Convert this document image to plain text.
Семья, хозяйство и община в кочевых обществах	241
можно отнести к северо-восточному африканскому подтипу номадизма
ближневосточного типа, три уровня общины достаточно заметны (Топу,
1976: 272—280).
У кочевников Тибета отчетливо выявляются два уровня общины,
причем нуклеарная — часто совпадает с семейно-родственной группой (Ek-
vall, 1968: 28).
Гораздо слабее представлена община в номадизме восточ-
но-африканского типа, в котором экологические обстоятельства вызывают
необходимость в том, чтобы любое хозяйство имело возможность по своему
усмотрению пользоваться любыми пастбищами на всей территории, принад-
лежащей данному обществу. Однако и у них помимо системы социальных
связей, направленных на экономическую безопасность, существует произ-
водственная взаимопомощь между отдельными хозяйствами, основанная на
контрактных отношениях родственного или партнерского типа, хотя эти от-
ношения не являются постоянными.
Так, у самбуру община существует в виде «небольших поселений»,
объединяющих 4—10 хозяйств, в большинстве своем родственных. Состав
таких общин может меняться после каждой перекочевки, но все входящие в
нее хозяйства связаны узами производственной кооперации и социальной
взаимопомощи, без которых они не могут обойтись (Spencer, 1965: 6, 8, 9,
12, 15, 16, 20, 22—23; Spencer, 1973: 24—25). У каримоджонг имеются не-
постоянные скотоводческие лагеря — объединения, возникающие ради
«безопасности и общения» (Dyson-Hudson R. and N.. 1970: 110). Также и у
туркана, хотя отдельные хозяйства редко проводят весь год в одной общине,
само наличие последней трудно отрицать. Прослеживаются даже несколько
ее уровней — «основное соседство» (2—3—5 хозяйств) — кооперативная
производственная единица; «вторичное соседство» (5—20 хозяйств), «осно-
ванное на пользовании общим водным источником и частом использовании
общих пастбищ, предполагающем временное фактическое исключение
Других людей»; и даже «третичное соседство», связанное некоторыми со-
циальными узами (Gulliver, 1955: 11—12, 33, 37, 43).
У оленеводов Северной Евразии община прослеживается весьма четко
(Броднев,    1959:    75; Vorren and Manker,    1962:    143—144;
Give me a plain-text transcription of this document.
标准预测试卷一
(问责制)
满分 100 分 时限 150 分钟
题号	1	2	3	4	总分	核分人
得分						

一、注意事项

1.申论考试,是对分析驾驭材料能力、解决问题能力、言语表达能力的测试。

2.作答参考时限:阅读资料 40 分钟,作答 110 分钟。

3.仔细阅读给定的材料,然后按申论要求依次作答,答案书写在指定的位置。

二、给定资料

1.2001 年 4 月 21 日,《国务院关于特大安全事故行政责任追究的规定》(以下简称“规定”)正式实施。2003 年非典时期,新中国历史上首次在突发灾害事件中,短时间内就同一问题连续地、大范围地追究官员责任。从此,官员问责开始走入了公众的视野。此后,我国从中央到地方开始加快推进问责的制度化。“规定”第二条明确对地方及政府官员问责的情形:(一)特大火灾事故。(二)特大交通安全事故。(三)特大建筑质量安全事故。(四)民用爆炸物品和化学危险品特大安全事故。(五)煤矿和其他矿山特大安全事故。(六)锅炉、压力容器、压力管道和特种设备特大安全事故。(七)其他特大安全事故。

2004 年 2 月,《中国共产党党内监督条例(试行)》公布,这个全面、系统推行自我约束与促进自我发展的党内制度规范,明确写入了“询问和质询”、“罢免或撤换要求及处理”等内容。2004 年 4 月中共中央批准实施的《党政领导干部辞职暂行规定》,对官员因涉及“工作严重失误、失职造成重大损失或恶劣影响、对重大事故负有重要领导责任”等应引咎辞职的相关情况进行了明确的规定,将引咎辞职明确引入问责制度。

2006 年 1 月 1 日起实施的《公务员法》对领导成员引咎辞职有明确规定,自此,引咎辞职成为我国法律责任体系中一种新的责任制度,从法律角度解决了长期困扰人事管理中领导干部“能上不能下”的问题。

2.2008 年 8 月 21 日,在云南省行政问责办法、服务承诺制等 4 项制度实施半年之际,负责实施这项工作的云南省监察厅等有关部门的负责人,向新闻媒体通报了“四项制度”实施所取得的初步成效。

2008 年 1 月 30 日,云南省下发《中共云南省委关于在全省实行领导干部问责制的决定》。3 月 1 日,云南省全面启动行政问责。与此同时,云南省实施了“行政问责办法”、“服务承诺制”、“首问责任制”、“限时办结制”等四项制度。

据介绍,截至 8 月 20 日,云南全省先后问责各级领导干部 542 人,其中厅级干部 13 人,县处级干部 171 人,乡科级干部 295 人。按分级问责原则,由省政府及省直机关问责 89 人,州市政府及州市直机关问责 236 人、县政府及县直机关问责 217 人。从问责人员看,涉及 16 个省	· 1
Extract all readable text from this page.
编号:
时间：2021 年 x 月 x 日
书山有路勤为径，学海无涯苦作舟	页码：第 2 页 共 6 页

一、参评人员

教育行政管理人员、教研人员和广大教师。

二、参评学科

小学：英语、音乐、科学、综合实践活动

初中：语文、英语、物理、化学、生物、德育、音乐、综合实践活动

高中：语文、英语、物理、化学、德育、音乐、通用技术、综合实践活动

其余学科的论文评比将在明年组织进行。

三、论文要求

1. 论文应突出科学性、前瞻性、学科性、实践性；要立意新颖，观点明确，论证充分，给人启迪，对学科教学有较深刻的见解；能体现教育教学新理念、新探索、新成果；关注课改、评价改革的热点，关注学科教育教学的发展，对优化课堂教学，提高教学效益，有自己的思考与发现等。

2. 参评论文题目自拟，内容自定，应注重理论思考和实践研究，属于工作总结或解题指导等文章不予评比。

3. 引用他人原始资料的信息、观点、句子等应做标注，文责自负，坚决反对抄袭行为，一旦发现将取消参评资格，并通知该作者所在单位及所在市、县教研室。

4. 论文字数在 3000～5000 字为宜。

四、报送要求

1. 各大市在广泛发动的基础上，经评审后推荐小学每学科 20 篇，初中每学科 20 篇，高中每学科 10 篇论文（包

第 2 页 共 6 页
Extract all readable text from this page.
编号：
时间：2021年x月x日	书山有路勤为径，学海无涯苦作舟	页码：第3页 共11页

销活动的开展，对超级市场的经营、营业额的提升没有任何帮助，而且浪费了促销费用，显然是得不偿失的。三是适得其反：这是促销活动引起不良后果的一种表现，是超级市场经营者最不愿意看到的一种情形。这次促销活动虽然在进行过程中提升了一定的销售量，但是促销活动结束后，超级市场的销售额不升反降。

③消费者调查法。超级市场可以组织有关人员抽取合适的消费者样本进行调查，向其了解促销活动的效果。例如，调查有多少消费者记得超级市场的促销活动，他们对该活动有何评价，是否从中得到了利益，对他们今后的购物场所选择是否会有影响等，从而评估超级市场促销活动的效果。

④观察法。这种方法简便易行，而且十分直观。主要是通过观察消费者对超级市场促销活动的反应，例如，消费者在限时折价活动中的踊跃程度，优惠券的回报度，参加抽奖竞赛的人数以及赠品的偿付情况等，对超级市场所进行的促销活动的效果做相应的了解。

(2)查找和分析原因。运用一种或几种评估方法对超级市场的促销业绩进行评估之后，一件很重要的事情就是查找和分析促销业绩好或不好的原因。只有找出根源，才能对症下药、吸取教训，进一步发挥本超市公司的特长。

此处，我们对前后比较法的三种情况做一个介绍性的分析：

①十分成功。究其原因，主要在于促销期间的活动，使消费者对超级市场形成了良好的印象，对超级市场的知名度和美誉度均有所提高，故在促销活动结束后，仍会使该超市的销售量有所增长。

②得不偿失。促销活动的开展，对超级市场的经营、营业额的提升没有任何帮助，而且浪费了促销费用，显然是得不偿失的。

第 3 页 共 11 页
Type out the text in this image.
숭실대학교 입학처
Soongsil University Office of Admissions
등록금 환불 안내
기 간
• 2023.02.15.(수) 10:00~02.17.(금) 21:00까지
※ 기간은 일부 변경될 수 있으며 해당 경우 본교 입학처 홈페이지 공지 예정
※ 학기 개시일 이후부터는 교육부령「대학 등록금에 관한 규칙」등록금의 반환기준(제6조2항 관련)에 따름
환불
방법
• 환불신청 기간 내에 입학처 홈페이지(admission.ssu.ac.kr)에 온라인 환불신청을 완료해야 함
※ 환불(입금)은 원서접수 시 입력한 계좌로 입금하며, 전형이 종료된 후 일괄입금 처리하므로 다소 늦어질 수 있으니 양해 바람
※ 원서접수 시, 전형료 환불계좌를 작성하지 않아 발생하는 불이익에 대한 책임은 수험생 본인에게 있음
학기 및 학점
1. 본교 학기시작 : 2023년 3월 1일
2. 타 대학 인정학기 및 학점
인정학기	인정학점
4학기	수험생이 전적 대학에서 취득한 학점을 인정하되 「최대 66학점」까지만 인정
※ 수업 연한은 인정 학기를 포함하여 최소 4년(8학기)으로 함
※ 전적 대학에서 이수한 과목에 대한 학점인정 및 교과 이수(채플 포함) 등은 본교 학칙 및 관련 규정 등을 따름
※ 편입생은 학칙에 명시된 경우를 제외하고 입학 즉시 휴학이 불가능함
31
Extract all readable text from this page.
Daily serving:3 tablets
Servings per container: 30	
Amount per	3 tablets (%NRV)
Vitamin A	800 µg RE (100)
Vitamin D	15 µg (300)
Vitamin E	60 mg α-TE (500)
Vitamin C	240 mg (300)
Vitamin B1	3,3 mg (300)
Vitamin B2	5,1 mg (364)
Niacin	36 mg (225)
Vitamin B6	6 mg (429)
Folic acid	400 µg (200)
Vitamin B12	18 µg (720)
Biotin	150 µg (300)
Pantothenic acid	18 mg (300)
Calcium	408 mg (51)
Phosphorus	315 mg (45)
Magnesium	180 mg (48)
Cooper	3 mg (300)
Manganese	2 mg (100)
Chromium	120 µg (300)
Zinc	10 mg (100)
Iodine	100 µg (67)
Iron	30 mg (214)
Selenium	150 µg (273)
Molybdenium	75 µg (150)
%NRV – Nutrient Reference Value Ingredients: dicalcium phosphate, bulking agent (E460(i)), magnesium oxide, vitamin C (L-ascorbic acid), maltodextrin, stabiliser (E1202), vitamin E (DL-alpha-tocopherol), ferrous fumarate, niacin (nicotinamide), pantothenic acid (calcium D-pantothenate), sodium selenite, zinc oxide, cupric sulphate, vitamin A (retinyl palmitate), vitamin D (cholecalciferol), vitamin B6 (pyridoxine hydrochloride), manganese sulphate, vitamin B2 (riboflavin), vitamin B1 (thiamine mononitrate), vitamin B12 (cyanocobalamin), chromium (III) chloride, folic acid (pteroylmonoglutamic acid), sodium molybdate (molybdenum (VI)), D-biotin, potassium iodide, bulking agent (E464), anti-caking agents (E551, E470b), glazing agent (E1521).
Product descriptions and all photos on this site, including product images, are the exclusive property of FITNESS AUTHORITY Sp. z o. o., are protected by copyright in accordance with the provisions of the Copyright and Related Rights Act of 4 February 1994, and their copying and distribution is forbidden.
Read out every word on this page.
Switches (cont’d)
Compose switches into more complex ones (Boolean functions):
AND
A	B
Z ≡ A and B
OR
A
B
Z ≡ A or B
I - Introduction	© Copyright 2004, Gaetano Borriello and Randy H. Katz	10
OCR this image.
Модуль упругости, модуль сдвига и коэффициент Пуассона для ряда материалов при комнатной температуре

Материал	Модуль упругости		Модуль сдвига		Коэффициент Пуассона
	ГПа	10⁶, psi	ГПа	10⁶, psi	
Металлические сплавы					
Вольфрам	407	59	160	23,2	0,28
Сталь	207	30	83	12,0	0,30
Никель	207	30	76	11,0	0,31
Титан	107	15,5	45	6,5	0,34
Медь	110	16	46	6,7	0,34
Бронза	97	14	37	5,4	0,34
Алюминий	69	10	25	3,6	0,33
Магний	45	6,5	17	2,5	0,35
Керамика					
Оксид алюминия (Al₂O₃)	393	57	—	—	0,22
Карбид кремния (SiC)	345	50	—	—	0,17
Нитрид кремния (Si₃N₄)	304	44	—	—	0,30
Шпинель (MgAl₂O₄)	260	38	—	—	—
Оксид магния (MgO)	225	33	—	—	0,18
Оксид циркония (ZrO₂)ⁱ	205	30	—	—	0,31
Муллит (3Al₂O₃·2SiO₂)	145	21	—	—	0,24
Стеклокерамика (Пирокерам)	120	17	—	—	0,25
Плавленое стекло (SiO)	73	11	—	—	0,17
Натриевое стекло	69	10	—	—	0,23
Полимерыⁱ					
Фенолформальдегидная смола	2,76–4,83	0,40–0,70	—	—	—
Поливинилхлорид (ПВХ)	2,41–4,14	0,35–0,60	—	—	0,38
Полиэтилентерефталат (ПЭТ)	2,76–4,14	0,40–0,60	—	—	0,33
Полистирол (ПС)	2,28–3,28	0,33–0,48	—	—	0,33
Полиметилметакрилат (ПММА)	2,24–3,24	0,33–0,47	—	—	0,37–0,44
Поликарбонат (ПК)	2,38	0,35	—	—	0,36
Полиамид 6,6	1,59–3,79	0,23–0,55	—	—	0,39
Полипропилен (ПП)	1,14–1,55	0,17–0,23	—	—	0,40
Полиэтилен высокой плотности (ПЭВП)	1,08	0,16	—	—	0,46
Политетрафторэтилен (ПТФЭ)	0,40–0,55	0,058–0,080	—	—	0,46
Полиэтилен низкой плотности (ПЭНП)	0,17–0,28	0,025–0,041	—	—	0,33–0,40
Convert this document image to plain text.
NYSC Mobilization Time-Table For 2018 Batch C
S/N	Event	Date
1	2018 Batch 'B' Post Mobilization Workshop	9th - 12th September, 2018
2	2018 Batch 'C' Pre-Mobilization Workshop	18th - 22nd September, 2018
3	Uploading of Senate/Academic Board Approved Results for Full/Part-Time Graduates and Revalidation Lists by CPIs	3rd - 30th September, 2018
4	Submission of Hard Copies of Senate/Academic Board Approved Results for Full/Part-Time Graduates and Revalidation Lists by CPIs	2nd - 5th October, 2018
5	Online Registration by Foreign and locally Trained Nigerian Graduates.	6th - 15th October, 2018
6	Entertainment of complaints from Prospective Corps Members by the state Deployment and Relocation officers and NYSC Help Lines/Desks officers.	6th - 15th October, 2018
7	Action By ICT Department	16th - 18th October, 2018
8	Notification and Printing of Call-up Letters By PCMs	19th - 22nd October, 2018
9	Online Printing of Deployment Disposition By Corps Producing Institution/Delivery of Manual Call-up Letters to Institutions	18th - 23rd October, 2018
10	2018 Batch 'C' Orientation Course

Exercise directions >> Copy each line of the preceding data that contains the string "узами".

Solution to this exercise >>
нее хозяйства связаны узами производственной кооперации и социальной
циальными узами (Gulliver, 1955: 11—12, 33, 37, 43).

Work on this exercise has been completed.